WHAT NEEDS TO BE DONE: Present the following entries again, word for word and in full.

[Collection entries]
_ _ _ _
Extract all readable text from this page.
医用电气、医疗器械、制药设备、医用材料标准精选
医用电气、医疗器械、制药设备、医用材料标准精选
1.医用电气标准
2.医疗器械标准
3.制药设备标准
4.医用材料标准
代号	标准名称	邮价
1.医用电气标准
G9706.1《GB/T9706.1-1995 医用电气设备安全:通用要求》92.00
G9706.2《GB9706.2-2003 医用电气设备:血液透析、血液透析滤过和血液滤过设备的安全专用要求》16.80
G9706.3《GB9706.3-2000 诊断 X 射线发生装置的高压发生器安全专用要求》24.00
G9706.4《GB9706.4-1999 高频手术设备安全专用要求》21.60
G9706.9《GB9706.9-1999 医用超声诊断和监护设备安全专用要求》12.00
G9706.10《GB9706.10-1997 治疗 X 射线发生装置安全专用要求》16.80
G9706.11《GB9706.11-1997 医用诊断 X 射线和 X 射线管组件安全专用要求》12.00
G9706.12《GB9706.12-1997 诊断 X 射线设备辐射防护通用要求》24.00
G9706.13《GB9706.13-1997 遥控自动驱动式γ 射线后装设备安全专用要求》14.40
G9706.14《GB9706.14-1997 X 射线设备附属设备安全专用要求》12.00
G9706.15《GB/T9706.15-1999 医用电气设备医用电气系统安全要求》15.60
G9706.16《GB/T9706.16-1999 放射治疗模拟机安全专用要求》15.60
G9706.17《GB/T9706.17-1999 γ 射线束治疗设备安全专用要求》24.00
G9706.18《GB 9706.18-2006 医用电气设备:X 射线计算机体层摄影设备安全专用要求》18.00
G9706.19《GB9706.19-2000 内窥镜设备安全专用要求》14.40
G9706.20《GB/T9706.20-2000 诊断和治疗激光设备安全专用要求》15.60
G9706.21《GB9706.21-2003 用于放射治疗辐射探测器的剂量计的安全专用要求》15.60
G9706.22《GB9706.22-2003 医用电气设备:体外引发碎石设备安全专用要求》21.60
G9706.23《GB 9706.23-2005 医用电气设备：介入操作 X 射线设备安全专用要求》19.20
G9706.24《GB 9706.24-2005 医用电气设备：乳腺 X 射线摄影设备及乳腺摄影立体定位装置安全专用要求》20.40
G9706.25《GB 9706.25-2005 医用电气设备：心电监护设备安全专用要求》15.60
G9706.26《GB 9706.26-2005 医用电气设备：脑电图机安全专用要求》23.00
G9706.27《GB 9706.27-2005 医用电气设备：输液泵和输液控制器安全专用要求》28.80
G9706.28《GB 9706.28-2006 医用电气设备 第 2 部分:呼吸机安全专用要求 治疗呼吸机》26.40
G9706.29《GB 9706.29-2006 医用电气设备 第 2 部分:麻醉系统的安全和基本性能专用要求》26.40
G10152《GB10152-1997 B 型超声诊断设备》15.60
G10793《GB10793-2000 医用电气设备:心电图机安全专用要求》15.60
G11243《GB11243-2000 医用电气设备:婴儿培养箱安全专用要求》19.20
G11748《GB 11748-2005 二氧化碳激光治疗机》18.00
_ _ _ _
EXPECTED ANSWER:
Extract all readable text from this page.
医用电气、医疗器械、制药设备、医用材料标准精选
医用电气、医疗器械、制药设备、医用材料标准精选
1.医用电气标准
2.医疗器械标准
3.制药设备标准
4.医用材料标准
代号	标准名称	邮价
1.医用电气标准
G9706.1《GB/T9706.1-1995 医用电气设备安全:通用要求》92.00
G9706.2《GB9706.2-2003 医用电气设备:血液透析、血液透析滤过和血液滤过设备的安全专用要求》16.80
G9706.3《GB9706.3-2000 诊断 X 射线发生装置的高压发生器安全专用要求》24.00
G9706.4《GB9706.4-1999 高频手术设备安全专用要求》21.60
G9706.9《GB9706.9-1999 医用超声诊断和监护设备安全专用要求》12.00
G9706.10《GB9706.10-1997 治疗 X 射线发生装置安全专用要求》16.80
G9706.11《GB9706.11-1997 医用诊断 X 射线和 X 射线管组件安全专用要求》12.00
G9706.12《GB9706.12-1997 诊断 X 射线设备辐射防护通用要求》24.00
G9706.13《GB9706.13-1997 遥控自动驱动式γ 射线后装设备安全专用要求》14.40
G9706.14《GB9706.14-1997 X 射线设备附属设备安全专用要求》12.00
G9706.15《GB/T9706.15-1999 医用电气设备医用电气系统安全要求》15.60
G9706.16《GB/T9706.16-1999 放射治疗模拟机安全专用要求》15.60
G9706.17《GB/T9706.17-1999 γ 射线束治疗设备安全专用要求》24.00
G9706.18《GB 9706.18-2006 医用电气设备:X 射线计算机体层摄影设备安全专用要求》18.00
G9706.19《GB9706.19-2000 内窥镜设备安全专用要求》14.40
G9706.20《GB/T9706.20-2000 诊断和治疗激光设备安全专用要求》15.60
G9706.21《GB9706.21-2003 用于放射治疗辐射探测器的剂量计的安全专用要求》15.60
G9706.22《GB9706.22-2003 医用电气设备:体外引发碎石设备安全专用要求》21.60
G9706.23《GB 9706.23-2005 医用电气设备：介入操作 X 射线设备安全专用要求》19.20
G9706.24《GB 9706.24-2005 医用电气设备：乳腺 X 射线摄影设备及乳腺摄影立体定位装置安全专用要求》20.40
G9706.25《GB 9706.25-2005 医用电气设备：心电监护设备安全专用要求》15.60
G9706.26《GB 9706.26-2005 医用电气设备：脑电图机安全专用要求》23.00
G9706.27《GB 9706.27-2005 医用电气设备：输液泵和输液控制器安全专用要求》28.80
G9706.28《GB 9706.28-2006 医用电气设备 第 2 部分:呼吸机安全专用要求 治疗呼吸机》26.40
G9706.29《GB 9706.29-2006 医用电气设备 第 2 部分:麻醉系统的安全和基本性能专用要求》26.40
G10152《GB10152-1997 B 型超声诊断设备》15.60
G10793《GB10793-2000 医用电气设备:心电图机安全专用要求》15.60
G11243《GB11243-2000 医用电气设备:婴儿培养箱安全专用要求》19.20
G11748《GB 11748-2005 二氧化碳激光治疗机》18.00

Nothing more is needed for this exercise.